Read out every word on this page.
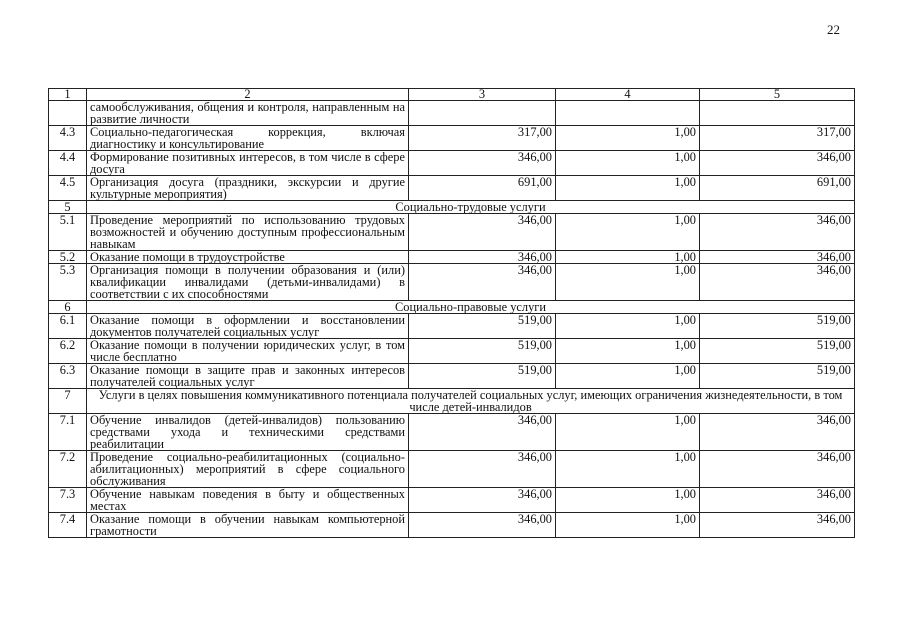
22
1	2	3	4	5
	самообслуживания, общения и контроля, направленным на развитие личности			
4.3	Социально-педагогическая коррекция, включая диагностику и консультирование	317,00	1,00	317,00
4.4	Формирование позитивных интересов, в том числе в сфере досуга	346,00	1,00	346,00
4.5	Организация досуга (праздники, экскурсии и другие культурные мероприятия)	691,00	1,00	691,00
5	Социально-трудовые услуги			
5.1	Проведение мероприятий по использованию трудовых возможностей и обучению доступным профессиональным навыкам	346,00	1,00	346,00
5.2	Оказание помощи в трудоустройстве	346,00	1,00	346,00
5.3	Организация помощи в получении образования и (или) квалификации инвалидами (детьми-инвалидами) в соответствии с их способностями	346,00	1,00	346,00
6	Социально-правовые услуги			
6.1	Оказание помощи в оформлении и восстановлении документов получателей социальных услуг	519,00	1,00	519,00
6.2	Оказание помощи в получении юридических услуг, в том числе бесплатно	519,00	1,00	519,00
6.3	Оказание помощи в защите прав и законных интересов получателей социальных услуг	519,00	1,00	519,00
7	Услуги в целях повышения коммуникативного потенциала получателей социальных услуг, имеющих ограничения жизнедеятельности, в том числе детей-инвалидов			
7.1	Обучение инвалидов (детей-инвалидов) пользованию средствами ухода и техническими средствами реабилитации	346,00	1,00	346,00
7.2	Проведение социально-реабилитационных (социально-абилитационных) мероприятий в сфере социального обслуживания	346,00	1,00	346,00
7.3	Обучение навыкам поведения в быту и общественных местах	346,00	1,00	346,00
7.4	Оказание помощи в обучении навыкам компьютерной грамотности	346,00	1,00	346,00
_ _ _ _ _ _ _
> Required task:
Reproduce every record above exactly, but leave out the pictures.

> Answer below:
Read out every word on this page.
22
1	2	3	4	5
	самообслуживания, общения и контроля, направленным на развитие личности			
4.3	Социально-педагогическая коррекция, включая диагностику и консультирование	317,00	1,00	317,00
4.4	Формирование позитивных интересов, в том числе в сфере досуга	346,00	1,00	346,00
4.5	Организация досуга (праздники, экскурсии и другие культурные мероприятия)	691,00	1,00	691,00
5	Социально-трудовые услуги			
5.1	Проведение мероприятий по использованию трудовых возможностей и обучению доступным профессиональным навыкам	346,00	1,00	346,00
5.2	Оказание помощи в трудоустройстве	346,00	1,00	346,00
5.3	Организация помощи в получении образования и (или) квалификации инвалидами (детьми-инвалидами) в соответствии с их способностями	346,00	1,00	346,00
6	Социально-правовые услуги			
6.1	Оказание помощи в оформлении и восстановлении документов получателей социальных услуг	519,00	1,00	519,00
6.2	Оказание помощи в получении юридических услуг, в том числе бесплатно	519,00	1,00	519,00
6.3	Оказание помощи в защите прав и законных интересов получателей социальных услуг	519,00	1,00	519,00
7	Услуги в целях повышения коммуникативного потенциала получателей социальных услуг, имеющих ограничения жизнедеятельности, в том числе детей-инвалидов			
7.1	Обучение инвалидов (детей-инвалидов) пользованию средствами ухода и техническими средствами реабилитации	346,00	1,00	346,00
7.2	Проведение социально-реабилитационных (социально-абилитационных) мероприятий в сфере социального обслуживания	346,00	1,00	346,00
7.3	Обучение навыкам поведения в быту и общественных местах	346,00	1,00	346,00
7.4	Оказание помощи в обучении навыкам компьютерной грамотности	346,00	1,00	346,00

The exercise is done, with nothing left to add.